■ **The data**
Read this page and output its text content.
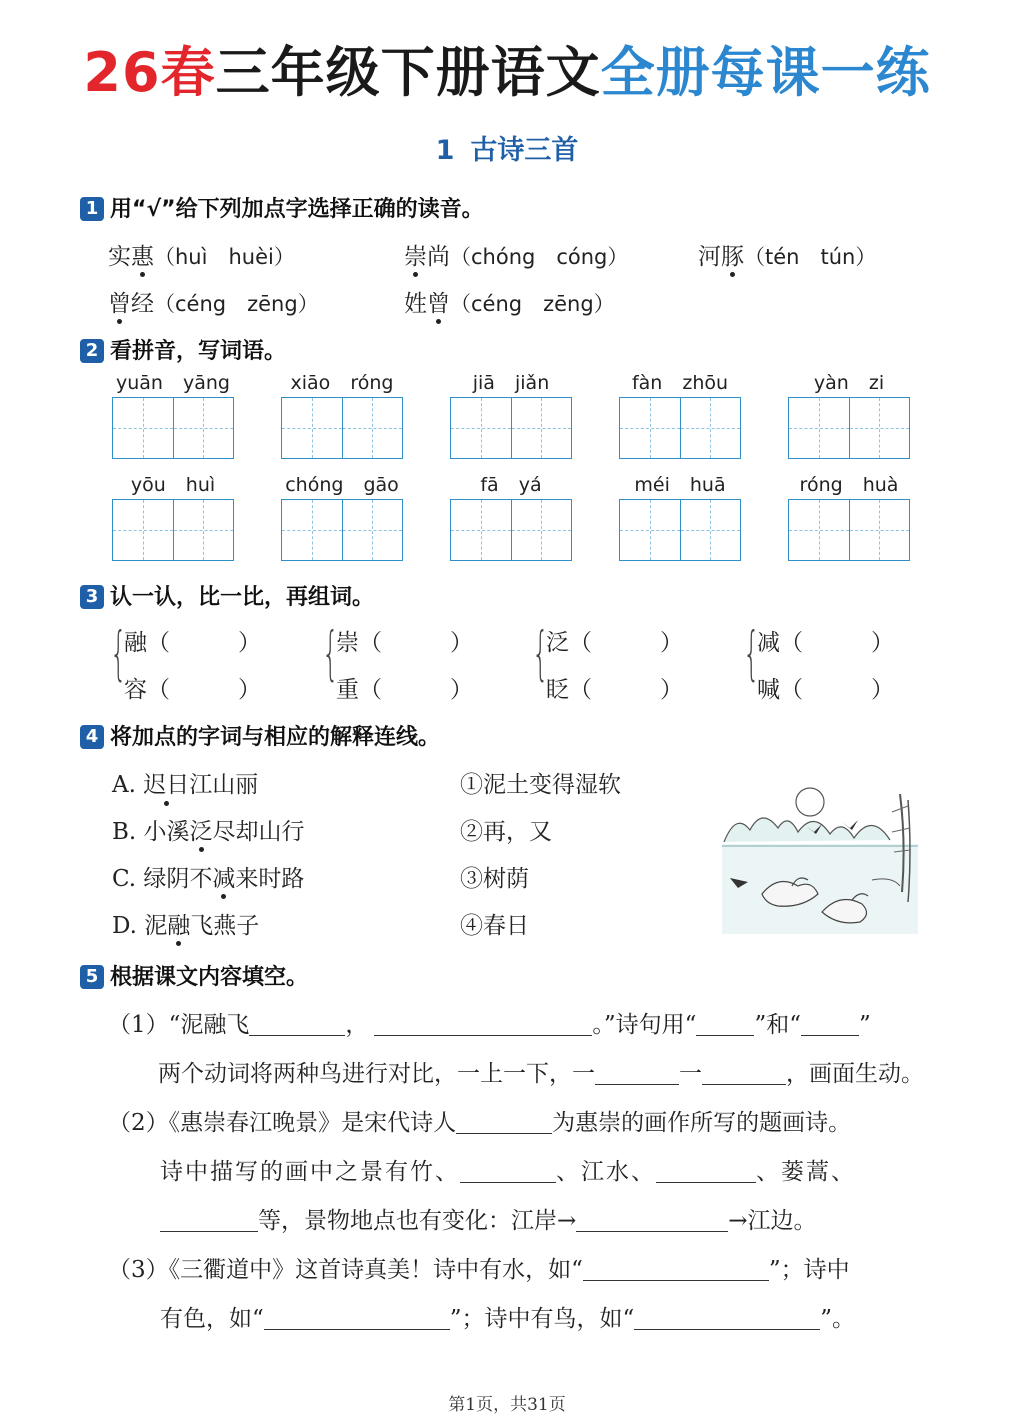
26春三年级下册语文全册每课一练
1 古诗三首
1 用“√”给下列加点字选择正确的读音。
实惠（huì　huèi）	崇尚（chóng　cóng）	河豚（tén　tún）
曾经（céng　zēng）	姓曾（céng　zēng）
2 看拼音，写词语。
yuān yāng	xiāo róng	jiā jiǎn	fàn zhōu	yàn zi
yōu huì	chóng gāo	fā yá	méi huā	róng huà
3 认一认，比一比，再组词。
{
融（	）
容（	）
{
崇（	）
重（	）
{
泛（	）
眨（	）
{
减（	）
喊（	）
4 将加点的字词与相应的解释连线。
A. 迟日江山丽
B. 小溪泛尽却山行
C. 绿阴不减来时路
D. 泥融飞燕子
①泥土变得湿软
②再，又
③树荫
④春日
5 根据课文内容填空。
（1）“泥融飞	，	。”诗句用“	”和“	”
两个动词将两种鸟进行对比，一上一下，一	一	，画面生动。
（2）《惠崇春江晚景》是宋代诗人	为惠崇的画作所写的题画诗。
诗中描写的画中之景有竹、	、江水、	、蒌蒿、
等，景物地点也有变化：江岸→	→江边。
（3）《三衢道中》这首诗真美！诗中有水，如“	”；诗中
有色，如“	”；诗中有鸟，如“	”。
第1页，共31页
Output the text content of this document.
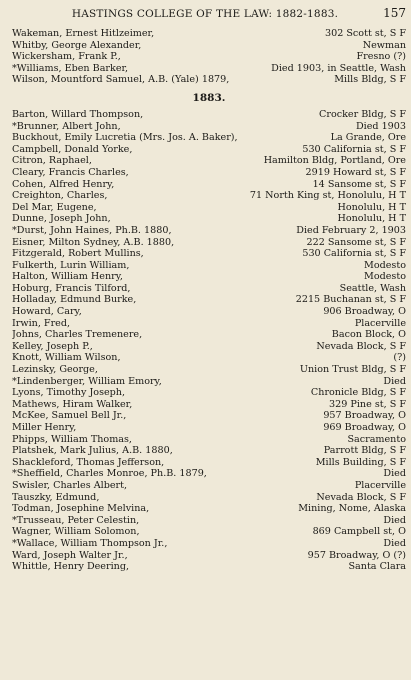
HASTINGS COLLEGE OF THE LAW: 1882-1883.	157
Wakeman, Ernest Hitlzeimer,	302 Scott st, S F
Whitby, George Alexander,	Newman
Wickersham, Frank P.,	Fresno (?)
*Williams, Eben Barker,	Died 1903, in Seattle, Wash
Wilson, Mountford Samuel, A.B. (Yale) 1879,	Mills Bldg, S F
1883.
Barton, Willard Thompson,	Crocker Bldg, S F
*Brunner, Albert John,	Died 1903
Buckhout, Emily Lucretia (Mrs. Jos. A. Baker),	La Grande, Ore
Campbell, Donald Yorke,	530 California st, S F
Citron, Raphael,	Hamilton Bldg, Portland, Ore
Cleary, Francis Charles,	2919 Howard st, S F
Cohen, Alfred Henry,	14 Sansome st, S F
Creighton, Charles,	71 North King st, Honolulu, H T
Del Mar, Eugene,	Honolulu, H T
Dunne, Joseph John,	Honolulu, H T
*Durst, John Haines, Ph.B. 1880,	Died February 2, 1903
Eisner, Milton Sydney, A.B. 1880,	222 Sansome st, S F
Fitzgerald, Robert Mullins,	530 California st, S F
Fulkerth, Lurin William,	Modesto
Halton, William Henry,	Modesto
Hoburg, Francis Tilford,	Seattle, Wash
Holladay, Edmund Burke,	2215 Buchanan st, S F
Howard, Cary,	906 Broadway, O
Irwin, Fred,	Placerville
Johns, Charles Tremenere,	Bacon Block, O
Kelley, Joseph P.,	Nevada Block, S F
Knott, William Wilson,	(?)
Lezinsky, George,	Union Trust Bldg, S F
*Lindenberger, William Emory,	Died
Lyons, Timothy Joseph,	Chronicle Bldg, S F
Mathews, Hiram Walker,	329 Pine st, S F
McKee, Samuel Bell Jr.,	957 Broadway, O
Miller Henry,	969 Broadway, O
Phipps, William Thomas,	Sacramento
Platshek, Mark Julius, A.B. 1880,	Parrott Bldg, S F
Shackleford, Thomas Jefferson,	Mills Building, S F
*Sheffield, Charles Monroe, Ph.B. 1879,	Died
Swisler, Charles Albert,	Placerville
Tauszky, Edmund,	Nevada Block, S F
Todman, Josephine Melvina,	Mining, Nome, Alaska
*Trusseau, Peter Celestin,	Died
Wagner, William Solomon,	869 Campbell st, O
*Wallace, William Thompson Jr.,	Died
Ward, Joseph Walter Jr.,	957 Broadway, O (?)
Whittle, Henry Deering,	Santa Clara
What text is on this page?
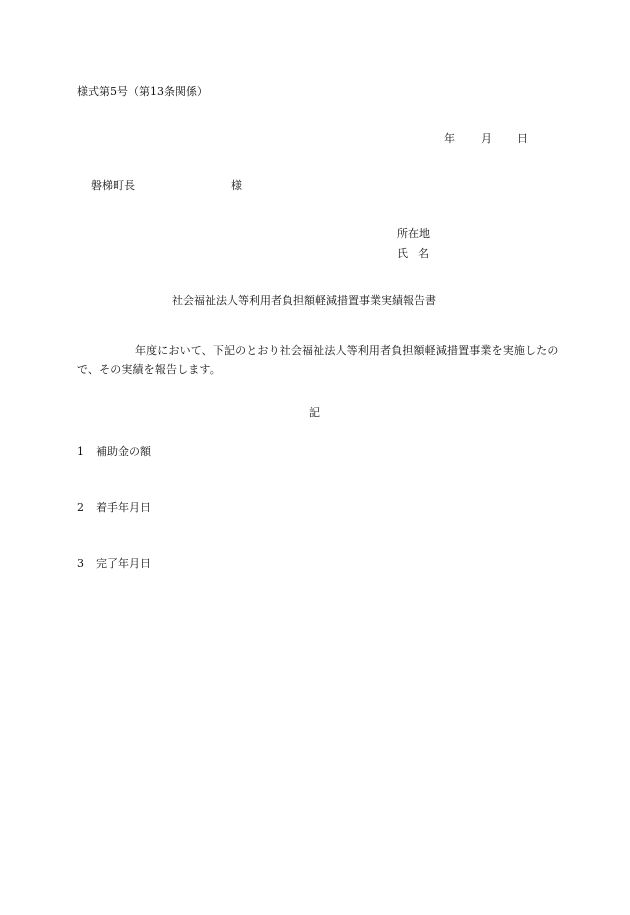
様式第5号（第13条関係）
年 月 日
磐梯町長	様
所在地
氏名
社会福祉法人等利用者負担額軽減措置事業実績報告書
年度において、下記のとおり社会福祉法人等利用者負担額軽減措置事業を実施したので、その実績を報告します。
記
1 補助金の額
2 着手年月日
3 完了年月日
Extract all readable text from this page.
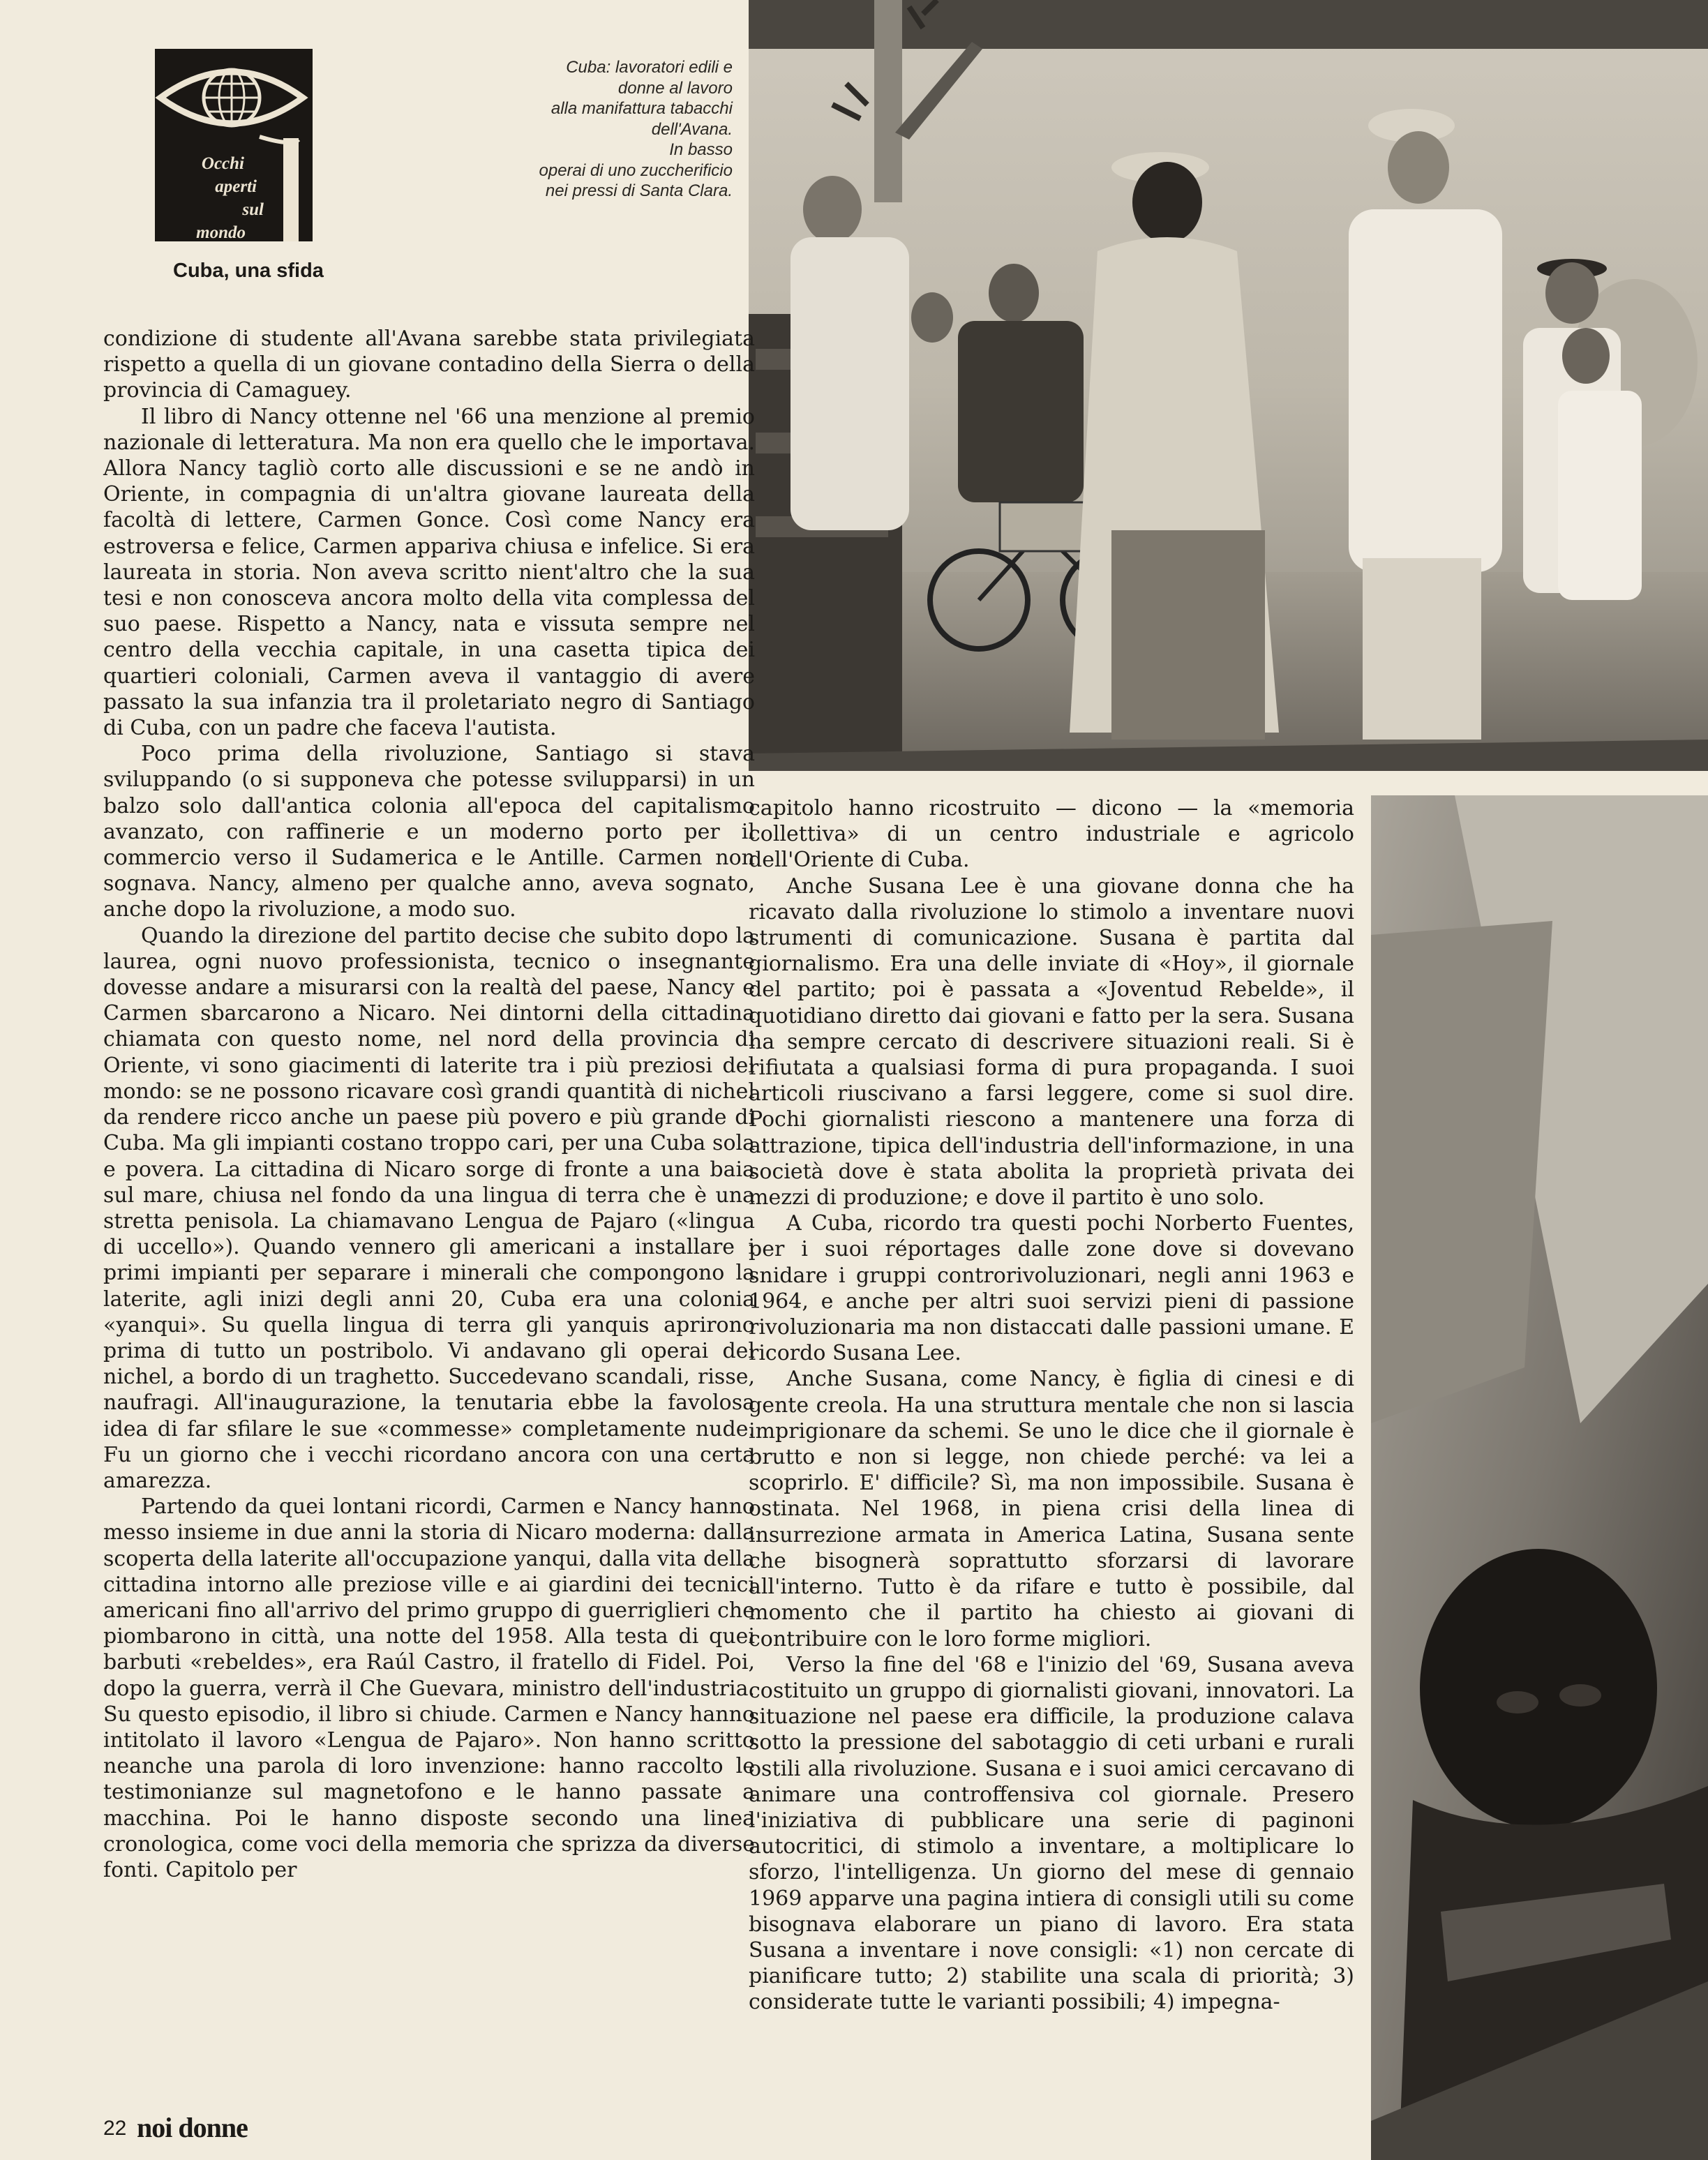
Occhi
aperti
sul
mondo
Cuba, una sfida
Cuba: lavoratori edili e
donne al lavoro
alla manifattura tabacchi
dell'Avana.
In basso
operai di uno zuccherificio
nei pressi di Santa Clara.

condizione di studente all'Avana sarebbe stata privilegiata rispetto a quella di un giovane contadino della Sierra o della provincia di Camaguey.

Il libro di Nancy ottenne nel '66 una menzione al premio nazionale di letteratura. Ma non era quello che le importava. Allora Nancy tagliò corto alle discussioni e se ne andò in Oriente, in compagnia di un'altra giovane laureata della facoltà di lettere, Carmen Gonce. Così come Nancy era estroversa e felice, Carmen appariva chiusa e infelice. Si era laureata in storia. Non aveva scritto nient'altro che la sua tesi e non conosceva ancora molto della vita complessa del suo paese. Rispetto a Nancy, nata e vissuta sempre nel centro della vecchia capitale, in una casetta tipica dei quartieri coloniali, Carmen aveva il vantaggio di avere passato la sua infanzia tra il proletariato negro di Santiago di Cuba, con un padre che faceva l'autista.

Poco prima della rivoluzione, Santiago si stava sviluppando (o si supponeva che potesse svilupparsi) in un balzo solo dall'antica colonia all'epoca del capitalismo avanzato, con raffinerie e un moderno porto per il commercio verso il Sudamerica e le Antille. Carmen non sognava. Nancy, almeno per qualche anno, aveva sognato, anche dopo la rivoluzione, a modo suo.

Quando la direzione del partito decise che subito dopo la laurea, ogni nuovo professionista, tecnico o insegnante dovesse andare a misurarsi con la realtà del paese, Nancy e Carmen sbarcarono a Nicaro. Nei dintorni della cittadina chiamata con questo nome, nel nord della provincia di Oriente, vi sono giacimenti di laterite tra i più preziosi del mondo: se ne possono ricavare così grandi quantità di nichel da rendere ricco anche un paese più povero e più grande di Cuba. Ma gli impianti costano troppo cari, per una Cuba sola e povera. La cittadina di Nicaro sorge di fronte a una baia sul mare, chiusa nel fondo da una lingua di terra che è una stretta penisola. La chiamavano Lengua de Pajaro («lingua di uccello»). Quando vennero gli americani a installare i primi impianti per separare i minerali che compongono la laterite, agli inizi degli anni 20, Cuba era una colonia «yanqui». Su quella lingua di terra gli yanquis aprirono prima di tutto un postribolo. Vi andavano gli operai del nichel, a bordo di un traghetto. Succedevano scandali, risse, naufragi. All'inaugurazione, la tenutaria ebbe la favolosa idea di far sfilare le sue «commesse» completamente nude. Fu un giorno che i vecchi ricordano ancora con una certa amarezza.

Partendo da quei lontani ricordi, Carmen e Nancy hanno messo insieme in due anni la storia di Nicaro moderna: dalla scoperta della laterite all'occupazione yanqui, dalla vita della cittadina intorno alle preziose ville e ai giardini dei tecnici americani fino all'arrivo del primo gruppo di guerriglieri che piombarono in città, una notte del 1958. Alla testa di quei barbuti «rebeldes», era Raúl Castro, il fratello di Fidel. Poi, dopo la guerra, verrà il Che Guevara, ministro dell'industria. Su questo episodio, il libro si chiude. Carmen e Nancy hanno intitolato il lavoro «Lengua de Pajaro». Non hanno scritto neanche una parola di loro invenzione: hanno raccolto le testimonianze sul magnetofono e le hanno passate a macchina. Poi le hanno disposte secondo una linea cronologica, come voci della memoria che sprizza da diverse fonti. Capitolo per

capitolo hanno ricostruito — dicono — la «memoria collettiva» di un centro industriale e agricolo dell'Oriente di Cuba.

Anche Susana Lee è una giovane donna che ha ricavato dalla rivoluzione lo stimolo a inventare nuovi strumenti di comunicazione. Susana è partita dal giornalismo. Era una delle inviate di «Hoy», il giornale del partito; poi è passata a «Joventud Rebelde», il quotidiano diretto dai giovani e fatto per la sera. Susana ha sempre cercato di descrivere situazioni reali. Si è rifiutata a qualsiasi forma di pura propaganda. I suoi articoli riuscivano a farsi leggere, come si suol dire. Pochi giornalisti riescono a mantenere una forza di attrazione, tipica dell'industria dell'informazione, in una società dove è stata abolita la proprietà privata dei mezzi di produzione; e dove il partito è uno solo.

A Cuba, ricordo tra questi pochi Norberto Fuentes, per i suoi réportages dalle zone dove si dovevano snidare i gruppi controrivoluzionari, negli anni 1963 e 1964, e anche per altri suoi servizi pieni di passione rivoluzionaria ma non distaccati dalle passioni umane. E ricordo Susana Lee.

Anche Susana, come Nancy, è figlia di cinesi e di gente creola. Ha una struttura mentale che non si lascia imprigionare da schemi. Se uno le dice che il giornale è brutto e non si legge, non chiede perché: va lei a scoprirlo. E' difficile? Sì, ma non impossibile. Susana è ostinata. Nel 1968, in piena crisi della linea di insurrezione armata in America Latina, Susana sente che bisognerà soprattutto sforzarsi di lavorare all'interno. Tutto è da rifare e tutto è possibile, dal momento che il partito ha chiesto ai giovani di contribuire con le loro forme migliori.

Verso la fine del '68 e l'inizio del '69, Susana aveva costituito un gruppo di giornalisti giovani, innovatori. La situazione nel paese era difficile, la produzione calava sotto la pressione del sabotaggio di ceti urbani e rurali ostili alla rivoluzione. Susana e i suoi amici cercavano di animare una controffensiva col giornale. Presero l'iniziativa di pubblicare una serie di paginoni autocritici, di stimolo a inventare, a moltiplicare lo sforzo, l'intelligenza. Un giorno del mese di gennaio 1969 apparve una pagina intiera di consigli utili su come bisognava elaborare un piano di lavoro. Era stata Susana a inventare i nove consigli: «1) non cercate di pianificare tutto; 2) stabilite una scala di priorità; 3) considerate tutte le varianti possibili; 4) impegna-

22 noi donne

■ **Exercise directions**
Select every line where the word "content" occurs.

■ **Written solution**
Read this page and output its text content.
Output the text content of this document.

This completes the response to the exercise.